→ WHAT THE TASK REQUIRES:
Copy each line of the listing below exactly.
### RECORD SET
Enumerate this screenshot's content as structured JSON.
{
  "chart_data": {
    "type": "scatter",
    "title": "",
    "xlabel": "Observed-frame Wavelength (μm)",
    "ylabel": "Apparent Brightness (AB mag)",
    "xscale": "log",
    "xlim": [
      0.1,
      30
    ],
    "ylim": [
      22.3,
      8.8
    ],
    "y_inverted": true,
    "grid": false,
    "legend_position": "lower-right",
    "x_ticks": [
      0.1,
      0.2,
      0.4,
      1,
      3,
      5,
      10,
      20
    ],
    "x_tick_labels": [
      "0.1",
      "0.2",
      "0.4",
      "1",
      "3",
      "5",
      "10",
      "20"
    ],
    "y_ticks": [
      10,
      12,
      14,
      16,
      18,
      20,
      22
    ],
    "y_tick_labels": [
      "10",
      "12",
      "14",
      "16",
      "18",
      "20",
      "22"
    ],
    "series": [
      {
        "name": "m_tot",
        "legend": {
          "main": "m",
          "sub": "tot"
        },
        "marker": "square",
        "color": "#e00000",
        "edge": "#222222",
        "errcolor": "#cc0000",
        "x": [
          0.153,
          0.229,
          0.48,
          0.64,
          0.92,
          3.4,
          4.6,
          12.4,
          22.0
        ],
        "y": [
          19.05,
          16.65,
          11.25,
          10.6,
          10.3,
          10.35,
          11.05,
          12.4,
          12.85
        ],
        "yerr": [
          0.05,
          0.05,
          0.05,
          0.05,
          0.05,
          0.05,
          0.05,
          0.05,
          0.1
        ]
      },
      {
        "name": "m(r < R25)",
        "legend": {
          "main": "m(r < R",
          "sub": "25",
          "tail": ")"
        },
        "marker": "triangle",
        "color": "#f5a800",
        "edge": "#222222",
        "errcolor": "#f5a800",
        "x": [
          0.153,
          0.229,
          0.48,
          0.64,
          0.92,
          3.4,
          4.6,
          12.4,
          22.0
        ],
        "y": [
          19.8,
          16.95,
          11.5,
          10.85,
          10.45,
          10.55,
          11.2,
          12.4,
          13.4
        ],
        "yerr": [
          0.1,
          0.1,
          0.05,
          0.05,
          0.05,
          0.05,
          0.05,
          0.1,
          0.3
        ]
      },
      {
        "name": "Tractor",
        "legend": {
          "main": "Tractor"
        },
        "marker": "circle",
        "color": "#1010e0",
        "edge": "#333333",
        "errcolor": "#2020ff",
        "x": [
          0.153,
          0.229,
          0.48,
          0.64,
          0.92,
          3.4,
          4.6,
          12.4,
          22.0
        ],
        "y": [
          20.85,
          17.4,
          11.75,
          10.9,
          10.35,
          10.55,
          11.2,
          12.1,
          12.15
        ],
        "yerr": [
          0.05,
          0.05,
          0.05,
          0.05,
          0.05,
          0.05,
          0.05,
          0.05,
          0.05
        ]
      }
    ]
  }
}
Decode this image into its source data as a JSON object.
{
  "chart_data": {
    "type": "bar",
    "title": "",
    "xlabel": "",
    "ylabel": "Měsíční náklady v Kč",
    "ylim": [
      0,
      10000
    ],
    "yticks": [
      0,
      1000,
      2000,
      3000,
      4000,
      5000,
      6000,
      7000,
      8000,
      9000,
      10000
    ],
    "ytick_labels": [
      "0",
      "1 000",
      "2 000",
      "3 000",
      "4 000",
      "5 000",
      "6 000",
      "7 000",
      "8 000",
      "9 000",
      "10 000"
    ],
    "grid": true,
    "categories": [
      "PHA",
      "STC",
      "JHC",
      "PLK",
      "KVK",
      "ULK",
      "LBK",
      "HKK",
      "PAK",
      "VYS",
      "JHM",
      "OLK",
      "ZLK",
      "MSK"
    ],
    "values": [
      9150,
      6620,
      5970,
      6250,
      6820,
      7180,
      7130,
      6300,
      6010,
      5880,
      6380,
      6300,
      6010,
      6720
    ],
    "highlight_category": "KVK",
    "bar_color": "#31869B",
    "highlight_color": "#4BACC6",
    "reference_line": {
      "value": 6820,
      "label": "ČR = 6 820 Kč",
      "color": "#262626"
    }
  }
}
######
→ RESPONSE FOR THIS EXERCISE:
Enumerate this screenshot's content as structured JSON.
{
  "chart_data": {
    "type": "scatter",
    "title": "",
    "xlabel": "Observed-frame Wavelength (μm)",
    "ylabel": "Apparent Brightness (AB mag)",
    "xscale": "log",
    "xlim": [
      0.1,
      30
    ],
    "ylim": [
      22.3,
      8.8
    ],
    "y_inverted": true,
    "grid": false,
    "legend_position": "lower-right",
    "x_ticks": [
      0.1,
      0.2,
      0.4,
      1,
      3,
      5,
      10,
      20
    ],
    "x_tick_labels": [
      "0.1",
      "0.2",
      "0.4",
      "1",
      "3",
      "5",
      "10",
      "20"
    ],
    "y_ticks": [
      10,
      12,
      14,
      16,
      18,
      20,
      22
    ],
    "y_tick_labels": [
      "10",
      "12",
      "14",
      "16",
      "18",
      "20",
      "22"
    ],
    "series": [
      {
        "name": "m_tot",
        "legend": {
          "main": "m",
          "sub": "tot"
        },
        "marker": "square",
        "color": "#e00000",
        "edge": "#222222",
        "errcolor": "#cc0000",
        "x": [
          0.153,
          0.229,
          0.48,
          0.64,
          0.92,
          3.4,
          4.6,
          12.4,
          22.0
        ],
        "y": [
          19.05,
          16.65,
          11.25,
          10.6,
          10.3,
          10.35,
          11.05,
          12.4,
          12.85
        ],
        "yerr": [
          0.05,
          0.05,
          0.05,
          0.05,
          0.05,
          0.05,
          0.05,
          0.05,
          0.1
        ]
      },
      {
        "name": "m(r < R25)",
        "legend": {
          "main": "m(r < R",
          "sub": "25",
          "tail": ")"
        },
        "marker": "triangle",
        "color": "#f5a800",
        "edge": "#222222",
        "errcolor": "#f5a800",
        "x": [
          0.153,
          0.229,
          0.48,
          0.64,
          0.92,
          3.4,
          4.6,
          12.4,
          22.0
        ],
        "y": [
          19.8,
          16.95,
          11.5,
          10.85,
          10.45,
          10.55,
          11.2,
          12.4,
          13.4
        ],
        "yerr": [
          0.1,
          0.1,
          0.05,
          0.05,
          0.05,
          0.05,
          0.05,
          0.1,
          0.3
        ]
      },
      {
        "name": "Tractor",
        "legend": {
          "main": "Tractor"
        },
        "marker": "circle",
        "color": "#1010e0",
        "edge": "#333333",
        "errcolor": "#2020ff",
        "x": [
          0.153,
          0.229,
          0.48,
          0.64,
          0.92,
          3.4,
          4.6,
          12.4,
          22.0
        ],
        "y": [
          20.85,
          17.4,
          11.75,
          10.9,
          10.35,
          10.55,
          11.2,
          12.1,
          12.15
        ],
        "yerr": [
          0.05,
          0.05,
          0.05,
          0.05,
          0.05,
          0.05,
          0.05,
          0.05,
          0.05
        ]
      }
    ]
  }
}
Decode this image into its source data as a JSON object.
{
  "chart_data": {
    "type": "bar",
    "title": "",
    "xlabel": "",
    "ylabel": "Měsíční náklady v Kč",
    "ylim": [
      0,
      10000
    ],
    "yticks": [
      0,
      1000,
      2000,
      3000,
      4000,
      5000,
      6000,
      7000,
      8000,
      9000,
      10000
    ],
    "ytick_labels": [
      "0",
      "1 000",
      "2 000",
      "3 000",
      "4 000",
      "5 000",
      "6 000",
      "7 000",
      "8 000",
      "9 000",
      "10 000"
    ],
    "grid": true,
    "categories": [
      "PHA",
      "STC",
      "JHC",
      "PLK",
      "KVK",
      "ULK",
      "LBK",
      "HKK",
      "PAK",
      "VYS",
      "JHM",
      "OLK",
      "ZLK",
      "MSK"
    ],
    "values": [
      9150,
      6620,
      5970,
      6250,
      6820,
      7180,
      7130,
      6300,
      6010,
      5880,
      6380,
      6300,
      6010,
      6720
    ],
    "highlight_category": "KVK",
    "bar_color": "#31869B",
    "highlight_color": "#4BACC6",
    "reference_line": {
      "value": 6820,
      "label": "ČR = 6 820 Kč",
      "color": "#262626"
    }
  }
}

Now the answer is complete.